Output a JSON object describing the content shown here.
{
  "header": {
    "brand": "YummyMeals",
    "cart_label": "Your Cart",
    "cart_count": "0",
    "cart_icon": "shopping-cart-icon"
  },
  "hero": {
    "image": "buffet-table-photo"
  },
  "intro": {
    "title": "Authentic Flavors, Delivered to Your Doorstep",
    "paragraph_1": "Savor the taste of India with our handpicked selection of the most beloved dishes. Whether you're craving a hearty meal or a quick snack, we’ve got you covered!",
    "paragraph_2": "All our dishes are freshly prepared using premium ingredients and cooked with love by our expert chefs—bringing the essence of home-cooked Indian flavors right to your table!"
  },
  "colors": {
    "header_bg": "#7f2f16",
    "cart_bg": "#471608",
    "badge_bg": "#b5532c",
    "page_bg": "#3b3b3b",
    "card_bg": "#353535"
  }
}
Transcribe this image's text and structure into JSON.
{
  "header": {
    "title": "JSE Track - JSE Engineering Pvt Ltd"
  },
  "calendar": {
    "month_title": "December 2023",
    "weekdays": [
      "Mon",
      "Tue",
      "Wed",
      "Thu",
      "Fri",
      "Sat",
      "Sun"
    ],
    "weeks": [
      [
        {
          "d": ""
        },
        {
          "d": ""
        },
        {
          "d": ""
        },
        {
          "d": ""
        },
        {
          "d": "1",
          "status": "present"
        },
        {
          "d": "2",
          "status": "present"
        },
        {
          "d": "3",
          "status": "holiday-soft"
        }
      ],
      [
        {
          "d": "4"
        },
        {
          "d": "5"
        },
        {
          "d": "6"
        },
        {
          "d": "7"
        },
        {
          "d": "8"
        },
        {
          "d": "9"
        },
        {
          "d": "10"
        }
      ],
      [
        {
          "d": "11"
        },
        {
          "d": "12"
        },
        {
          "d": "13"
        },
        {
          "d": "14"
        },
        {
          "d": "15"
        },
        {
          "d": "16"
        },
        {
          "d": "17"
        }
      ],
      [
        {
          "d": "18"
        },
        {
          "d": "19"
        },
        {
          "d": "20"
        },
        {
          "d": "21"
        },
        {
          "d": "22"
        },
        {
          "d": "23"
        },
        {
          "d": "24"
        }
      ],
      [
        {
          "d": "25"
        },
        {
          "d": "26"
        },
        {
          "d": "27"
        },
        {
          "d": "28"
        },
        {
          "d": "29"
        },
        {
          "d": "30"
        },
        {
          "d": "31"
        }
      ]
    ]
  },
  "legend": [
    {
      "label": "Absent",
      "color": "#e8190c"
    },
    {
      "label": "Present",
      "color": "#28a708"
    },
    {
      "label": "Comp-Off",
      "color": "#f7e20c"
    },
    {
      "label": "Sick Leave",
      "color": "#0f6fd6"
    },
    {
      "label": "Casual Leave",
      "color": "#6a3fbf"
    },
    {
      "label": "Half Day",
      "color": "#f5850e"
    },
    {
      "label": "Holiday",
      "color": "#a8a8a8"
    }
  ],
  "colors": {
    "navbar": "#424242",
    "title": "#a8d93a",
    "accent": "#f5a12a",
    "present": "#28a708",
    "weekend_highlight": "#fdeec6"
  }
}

» **WHAT YOU HAVE TO DO**: Check every line in the material above for the string "dishes", then give only the number of lines that have it.

» **TASK ANSWER**: 2